--- Study text ---

As expected, increasing the sample rate improves the alignments, with the rate of improvement appearing to converge to 0 at close to the default sampling rate of 100. As the rate increases, insertion errors, deletion errors, and substitution errors all decrease, although at different rates and in different relative amounts. When the sampling rate is 1, Ortheus is essentially analogous to a naive algorithm that randomly chooses to assign an insertion or deletion label to each gap. The difference between this setting and the default setting shows the utility of the Ortheus method. At the default rate (100), the total observed error is ∼6% in the Eutherian ancestor, decreasing to <1% for the common ancestor of the apes and monkeys; overall, the average error is 3.2% for all ancestors. A previous study (Blanchette et al. 2004a) gave a figure of ∼99% accuracy for the reconstruction of nonrepetitive regions of the boroeutherian ancestor (the common ancestor in this phylogeny of shrews and humans). We calculate a statistic of 97.5% accuracy for this ancestral node. Were we able to exclude substitution error, then the accuracy would be 99.8%. The discrepancy between our result and theirs is therefore likely explained by the difference in phylogeny of the tree they simulated. Their tree, which involves an idealized selection of mammals arranged in a crown phylogeny, with the boroeutherian at the root, gave them very high confidence in making residue predictions. However, given this caveat, our independent simulation resulted in a reasonably close agreement with their findings.
At a sample rate of 1, most of the errors come from insertion and deletion errors (56% average). At a sample rate of 100, the proportion of total error coming from insertion and deletion errors is only ∼21% on average. The converse of this is that although the substitution error also falls as the sample rate increases, its decline is much more shallow, such that most of the residual error is left in substitution errors. To a large extent, this must reflect information loss in the columns of aligned residues, where the maximum-likelihood (ML) character call is incorrect, even though the prediction of the existence of an ancestral base for a column of aligned leaf sequence positions is fundamentally correct.
The effect of increasing the constraint relaxation is a positive increase in the number of correctly predicted bases in all ancestor sequences, equal to 0.26% on average between no relaxation and the highest setting. Although this absolute improvement is small, the proportion of insertion and deletion errors falls by a more significant amount: 16.5% and 22.9% on average, respectively, while the number of substitution errors does not change as significantly (5.5% average). While relaxing the alignment constraints is able to significantly reduce the number of incorrect indel events (and thus improve the input alignment), it naturally cannot assist in improving the prediction of ancestral substitution events other than by increasing the number of correctly aligned residues.
Empirical performance
Having established the performance of Ortheus using simulations, we reconstructed the CFTR locus using real biological data from the ENCODE data set (The ENCODE Project Consortium 2007; Margulies et al. 2007). This data set covers 1.87 Mb of the human genome sequence. To undo large-scale rearrange ments within the sequences of this set, we used a previously published rearrangement map computed using Shuffle-LAGAN (Brudno et al. 2003b). We then carried out an empirical analysis of the Ortheus output. We looked at the predicted number of micro insertion and deletion events, of up to 10 bases each, and the number of predicted substitutions (from ML estimates of the sequences, with Jukes-Cantor correction) (Jukes and Cantor 1969) on each branch of the tree, as well as the overall log-probability and run time of the program (including the generation of the constraining alignment). The stability of predicted ancestor sequences generated between runs of the program was also tested using a similar methodology to that described in Blanchette et al. (2004a). This analysis is in the Supplemental material.

---

What this exercise asks:
- 1) Answer these questions from the Ortheus passage.
(a) At the default sample rate, what is the total observed error in the Eutherian ancestor?
(b) At a sample rate of 1, what average share of the errors comes from insertion and deletion errors?
(c) How much of the human genome sequence does the ENCODE data set cover?
- 2) Pick up the Ortheus passage after its final sentence and write what comes next.

--- Records ---

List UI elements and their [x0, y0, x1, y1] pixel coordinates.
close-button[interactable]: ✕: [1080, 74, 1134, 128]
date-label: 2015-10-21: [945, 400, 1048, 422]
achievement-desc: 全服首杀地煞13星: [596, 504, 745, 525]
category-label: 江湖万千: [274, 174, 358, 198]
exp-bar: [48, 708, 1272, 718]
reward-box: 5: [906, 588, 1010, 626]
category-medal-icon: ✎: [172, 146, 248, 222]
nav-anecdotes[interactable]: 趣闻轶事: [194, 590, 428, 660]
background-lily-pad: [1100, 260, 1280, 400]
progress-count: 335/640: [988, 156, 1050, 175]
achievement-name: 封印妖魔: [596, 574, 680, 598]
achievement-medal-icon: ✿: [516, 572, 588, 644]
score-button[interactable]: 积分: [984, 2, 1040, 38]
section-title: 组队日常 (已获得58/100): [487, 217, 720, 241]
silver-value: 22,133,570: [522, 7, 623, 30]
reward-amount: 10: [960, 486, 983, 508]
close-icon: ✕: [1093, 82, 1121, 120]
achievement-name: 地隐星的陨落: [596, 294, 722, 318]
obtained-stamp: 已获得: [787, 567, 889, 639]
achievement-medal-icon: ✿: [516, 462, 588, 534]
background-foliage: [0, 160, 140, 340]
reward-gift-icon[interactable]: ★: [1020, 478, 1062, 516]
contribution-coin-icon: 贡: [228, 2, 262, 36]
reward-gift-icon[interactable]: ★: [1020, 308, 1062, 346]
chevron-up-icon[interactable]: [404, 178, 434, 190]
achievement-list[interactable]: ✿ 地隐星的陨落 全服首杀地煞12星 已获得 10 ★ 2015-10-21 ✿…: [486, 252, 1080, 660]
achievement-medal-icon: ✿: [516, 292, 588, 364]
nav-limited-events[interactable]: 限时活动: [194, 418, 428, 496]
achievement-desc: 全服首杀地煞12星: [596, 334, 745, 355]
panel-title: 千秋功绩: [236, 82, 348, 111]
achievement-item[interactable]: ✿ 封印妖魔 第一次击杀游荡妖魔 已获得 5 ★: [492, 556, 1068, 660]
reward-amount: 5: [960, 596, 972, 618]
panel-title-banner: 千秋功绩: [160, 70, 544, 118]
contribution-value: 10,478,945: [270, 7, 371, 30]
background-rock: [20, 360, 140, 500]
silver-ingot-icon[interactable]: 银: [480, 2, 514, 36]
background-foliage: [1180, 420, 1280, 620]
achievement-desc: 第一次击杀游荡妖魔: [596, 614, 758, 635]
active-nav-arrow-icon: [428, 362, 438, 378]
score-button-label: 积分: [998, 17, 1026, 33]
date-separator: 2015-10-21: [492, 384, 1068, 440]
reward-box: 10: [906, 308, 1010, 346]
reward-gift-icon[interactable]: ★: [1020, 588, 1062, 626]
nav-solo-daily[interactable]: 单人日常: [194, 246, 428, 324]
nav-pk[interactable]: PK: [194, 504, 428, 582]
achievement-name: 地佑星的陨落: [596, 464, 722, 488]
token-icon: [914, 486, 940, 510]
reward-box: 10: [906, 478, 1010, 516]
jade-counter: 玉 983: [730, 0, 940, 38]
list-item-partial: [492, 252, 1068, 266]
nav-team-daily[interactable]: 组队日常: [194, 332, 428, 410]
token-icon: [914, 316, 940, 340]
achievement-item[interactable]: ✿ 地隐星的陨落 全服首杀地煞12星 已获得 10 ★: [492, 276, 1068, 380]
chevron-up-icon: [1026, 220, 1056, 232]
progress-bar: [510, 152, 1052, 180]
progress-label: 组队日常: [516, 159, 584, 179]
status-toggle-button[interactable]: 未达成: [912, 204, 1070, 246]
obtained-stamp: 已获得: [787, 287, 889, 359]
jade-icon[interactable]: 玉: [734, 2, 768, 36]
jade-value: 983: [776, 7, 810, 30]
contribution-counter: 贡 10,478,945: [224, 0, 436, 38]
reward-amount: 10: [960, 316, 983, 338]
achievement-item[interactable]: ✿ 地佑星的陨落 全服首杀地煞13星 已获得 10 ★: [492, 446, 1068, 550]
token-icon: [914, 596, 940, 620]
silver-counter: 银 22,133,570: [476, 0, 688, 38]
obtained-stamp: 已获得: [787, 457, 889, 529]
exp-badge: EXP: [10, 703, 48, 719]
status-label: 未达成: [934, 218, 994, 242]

---

Results in order:
- 1)
(a) About 6%.
(b) 56%.
(c) 1.87 Mb.

- 2)
Figure 7A,B shows the effects of different sample rates on the reconstructions. Figure 7A shows that the overall log-probability of the alignment increases by ∼31%, moving from 1 (the lowest) to 200 (the highest) samples/per node. The curve also resembles an asymptote, such that the average log-probability produced at a sample rate of 100 is nearly indistinguishable from the highest sample rate. Figure 7B shows the predicted rates of insertions and deletions of up to 10 bases as well as the rates of substitutions. For Figures 7B,D, the rates are all in events per kilobase, and for consistency, the event counts are all not corrected for the effects of multiple hits. The predicted numbers of insertions and substitutions fall by similar proportions as the sample rate increases, appearing to reach asymptotic limits of ∼60% and 52%, respectively, of their initial value. The fall in substitutions is larger than was seen in the simulations; this appears to correspond to decreases in the proportions of total bases aligned in regions that Ortheus concludes are more likely to be the result of independent indel events. Interestingly, the total number of deletions does not change significantly as the sample rate increases; although for computational convenience the parameters of the current method tie the rates of insertions and deletions in equilibrium, it is clear that the data show otherwise. We also note that there is very little variance in these predictions, between higher sampling rates (100–200 samples) and experiment repetitions.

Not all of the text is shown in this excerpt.